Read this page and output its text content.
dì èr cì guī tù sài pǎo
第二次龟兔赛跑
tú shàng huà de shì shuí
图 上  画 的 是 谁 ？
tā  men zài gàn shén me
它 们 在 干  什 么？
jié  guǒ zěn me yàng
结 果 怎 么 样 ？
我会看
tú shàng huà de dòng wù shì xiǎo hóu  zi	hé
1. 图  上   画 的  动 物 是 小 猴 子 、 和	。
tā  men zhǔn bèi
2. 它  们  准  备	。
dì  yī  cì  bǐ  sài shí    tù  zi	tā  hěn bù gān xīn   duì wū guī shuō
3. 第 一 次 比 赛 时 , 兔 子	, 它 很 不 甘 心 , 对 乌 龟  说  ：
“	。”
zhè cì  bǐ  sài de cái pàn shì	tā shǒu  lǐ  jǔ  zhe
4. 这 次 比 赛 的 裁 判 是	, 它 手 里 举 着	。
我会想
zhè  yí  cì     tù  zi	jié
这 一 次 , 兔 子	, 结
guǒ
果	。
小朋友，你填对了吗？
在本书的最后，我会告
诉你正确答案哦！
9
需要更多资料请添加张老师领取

----------

* **Work to be completed**:
Look through the entries above; copy every line holding the string "shàng".

* **Result**:
tú shàng huà de shì shuí
tú shàng huà de dòng wù shì xiǎo hóu  zi	hé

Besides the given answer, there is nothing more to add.